=== EXCERPTED PASSAGE ===
Have you ever wondered whether an advertisement for a
specific used car, at a particular price, constitutes an offer
that can be accepted by simply tendering the purchase price? The
California Court of Appeal recently had to wonder about that very
question!
In this adventure, we find our hero, Brian, searching
through his Saturday local newspaper, the Daily Pilot, for used
automobiles. Brian discovered a number of used cars for sale by
a dealership in Westminster, California, one of which was for a
1995 Jaguar XJ6 Vanden Plas, with a specific vehicle
identification number, which for $25,995.
The following day, Brian and his wife drove to the
dealership to see the automobile described in the advertisement.
With the permission of a dealer representative, Brian and his
wife took the car for a test drive and returned to state that he
would take the car for the advertised price.
The representative, however, immediately told Brian that the
price was a mistake. An exchange ensued in which Brian accused
the representative of engaging in a bait-and-switch advertising
scheme. He was thereafter referred to the sales manager.
Brian offered to write a check for the full amount of the
advertised price of $25,995. The manager, however, indicated
that he would only sell the vehicle for $37,016. After some
correspondence, Brian filed suit.
During the trial, the dealer’s advertising manager testified
that the weekend preceding the Saturday upon which Brian had read
the advertisement, the car had been advertised without a price.
During the intervening week, on Tuesday, she instructed the Daily
Pilot to run the same advertisement again. On Thursday, however,
the manager called the Daily Pilot to instruct that the ad be
replaced with one for a 1994 Jaguar XJ6 for $25,995. The manager
did not see a proof sheet available on Friday for the new
advertisement scheduled to run on Saturday because she did not
work on Fridays.
===
# [AIM OF THE EXERCISE]
Write a three-sentence summary of the passage about the used-car advertisement.
=== RAW DATA ===
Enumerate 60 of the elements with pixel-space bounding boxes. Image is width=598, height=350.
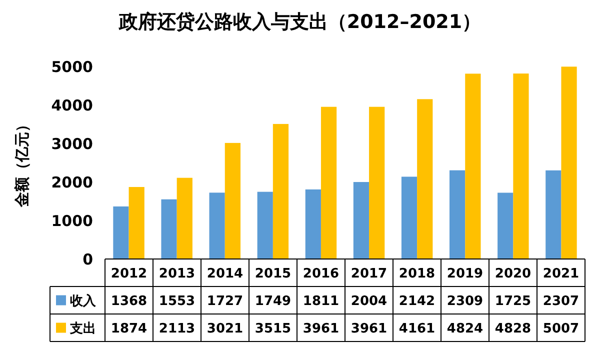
===
# [THE SOLUTION]
Brian found a Saturday newspaper ad from a Westminster, California dealership for a 1995 Jaguar XJ6 Vanden Plas, and after a test drive he said he would take the car for the advertised price of $25,995. The dealer's representative called the price a mistake, and the sales manager would sell the car only for $37,016, so Brian eventually filed suit. At trial, the dealer's advertising manager testified that she had told the Daily Pilot to replace the ad with one for a 1994 Jaguar XJ6 at $25,995, but she did not see the Friday proof sheet because she did not work on Fridays.